▶ [Aim]: Your task is to print the material below exactly as presented.

▶ [Provided records]:
****

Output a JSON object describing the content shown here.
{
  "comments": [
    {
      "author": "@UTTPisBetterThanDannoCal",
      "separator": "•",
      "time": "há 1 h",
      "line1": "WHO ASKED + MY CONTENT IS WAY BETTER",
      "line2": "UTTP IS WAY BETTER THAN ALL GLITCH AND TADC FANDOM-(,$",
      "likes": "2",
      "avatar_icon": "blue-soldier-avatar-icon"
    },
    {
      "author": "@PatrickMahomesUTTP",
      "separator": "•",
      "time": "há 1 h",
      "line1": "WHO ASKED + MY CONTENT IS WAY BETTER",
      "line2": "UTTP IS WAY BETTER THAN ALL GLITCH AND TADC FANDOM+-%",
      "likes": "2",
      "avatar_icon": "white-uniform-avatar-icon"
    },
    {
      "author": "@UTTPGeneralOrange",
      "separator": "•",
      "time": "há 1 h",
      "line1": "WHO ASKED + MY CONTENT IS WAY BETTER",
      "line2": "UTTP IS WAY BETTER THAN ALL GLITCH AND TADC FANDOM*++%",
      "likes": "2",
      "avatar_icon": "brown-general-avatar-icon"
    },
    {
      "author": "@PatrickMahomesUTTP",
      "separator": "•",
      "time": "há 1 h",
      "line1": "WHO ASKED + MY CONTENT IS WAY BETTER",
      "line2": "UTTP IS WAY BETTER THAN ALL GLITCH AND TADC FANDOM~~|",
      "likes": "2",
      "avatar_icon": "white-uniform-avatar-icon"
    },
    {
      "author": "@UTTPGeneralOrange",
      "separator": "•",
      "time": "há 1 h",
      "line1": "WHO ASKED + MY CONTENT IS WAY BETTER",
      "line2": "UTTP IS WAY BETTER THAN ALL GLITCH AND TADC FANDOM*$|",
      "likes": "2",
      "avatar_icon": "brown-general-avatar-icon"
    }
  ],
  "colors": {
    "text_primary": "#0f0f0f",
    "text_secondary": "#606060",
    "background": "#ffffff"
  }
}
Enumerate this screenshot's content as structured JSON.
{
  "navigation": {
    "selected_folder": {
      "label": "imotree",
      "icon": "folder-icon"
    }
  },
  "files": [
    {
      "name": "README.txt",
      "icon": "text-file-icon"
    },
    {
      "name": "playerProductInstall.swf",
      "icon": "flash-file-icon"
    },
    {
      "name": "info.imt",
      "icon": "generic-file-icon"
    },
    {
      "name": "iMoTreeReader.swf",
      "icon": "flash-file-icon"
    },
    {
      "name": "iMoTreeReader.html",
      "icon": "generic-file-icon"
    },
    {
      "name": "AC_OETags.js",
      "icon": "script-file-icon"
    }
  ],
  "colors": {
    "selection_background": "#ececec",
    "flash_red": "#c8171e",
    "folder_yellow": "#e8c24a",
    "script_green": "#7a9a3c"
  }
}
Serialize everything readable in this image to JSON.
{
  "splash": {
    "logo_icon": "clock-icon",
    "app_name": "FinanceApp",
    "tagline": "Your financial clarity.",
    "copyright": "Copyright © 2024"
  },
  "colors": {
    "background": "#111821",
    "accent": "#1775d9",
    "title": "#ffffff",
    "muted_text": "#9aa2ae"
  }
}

****

▶ [Response to this task]:
Output a JSON object describing the content shown here.
{
  "comments": [
    {
      "author": "@UTTPisBetterThanDannoCal",
      "separator": "•",
      "time": "há 1 h",
      "line1": "WHO ASKED + MY CONTENT IS WAY BETTER",
      "line2": "UTTP IS WAY BETTER THAN ALL GLITCH AND TADC FANDOM-(,$",
      "likes": "2",
      "avatar_icon": "blue-soldier-avatar-icon"
    },
    {
      "author": "@PatrickMahomesUTTP",
      "separator": "•",
      "time": "há 1 h",
      "line1": "WHO ASKED + MY CONTENT IS WAY BETTER",
      "line2": "UTTP IS WAY BETTER THAN ALL GLITCH AND TADC FANDOM+-%",
      "likes": "2",
      "avatar_icon": "white-uniform-avatar-icon"
    },
    {
      "author": "@UTTPGeneralOrange",
      "separator": "•",
      "time": "há 1 h",
      "line1": "WHO ASKED + MY CONTENT IS WAY BETTER",
      "line2": "UTTP IS WAY BETTER THAN ALL GLITCH AND TADC FANDOM*++%",
      "likes": "2",
      "avatar_icon": "brown-general-avatar-icon"
    },
    {
      "author": "@PatrickMahomesUTTP",
      "separator": "•",
      "time": "há 1 h",
      "line1": "WHO ASKED + MY CONTENT IS WAY BETTER",
      "line2": "UTTP IS WAY BETTER THAN ALL GLITCH AND TADC FANDOM~~|",
      "likes": "2",
      "avatar_icon": "white-uniform-avatar-icon"
    },
    {
      "author": "@UTTPGeneralOrange",
      "separator": "•",
      "time": "há 1 h",
      "line1": "WHO ASKED + MY CONTENT IS WAY BETTER",
      "line2": "UTTP IS WAY BETTER THAN ALL GLITCH AND TADC FANDOM*$|",
      "likes": "2",
      "avatar_icon": "brown-general-avatar-icon"
    }
  ],
  "colors": {
    "text_primary": "#0f0f0f",
    "text_secondary": "#606060",
    "background": "#ffffff"
  }
}
Enumerate this screenshot's content as structured JSON.
{
  "navigation": {
    "selected_folder": {
      "label": "imotree",
      "icon": "folder-icon"
    }
  },
  "files": [
    {
      "name": "README.txt",
      "icon": "text-file-icon"
    },
    {
      "name": "playerProductInstall.swf",
      "icon": "flash-file-icon"
    },
    {
      "name": "info.imt",
      "icon": "generic-file-icon"
    },
    {
      "name": "iMoTreeReader.swf",
      "icon": "flash-file-icon"
    },
    {
      "name": "iMoTreeReader.html",
      "icon": "generic-file-icon"
    },
    {
      "name": "AC_OETags.js",
      "icon": "script-file-icon"
    }
  ],
  "colors": {
    "selection_background": "#ececec",
    "flash_red": "#c8171e",
    "folder_yellow": "#e8c24a",
    "script_green": "#7a9a3c"
  }
}
Serialize everything readable in this image to JSON.
{
  "splash": {
    "logo_icon": "clock-icon",
    "app_name": "FinanceApp",
    "tagline": "Your financial clarity.",
    "copyright": "Copyright © 2024"
  },
  "colors": {
    "background": "#111821",
    "accent": "#1775d9",
    "title": "#ffffff",
    "muted_text": "#9aa2ae"
  }
}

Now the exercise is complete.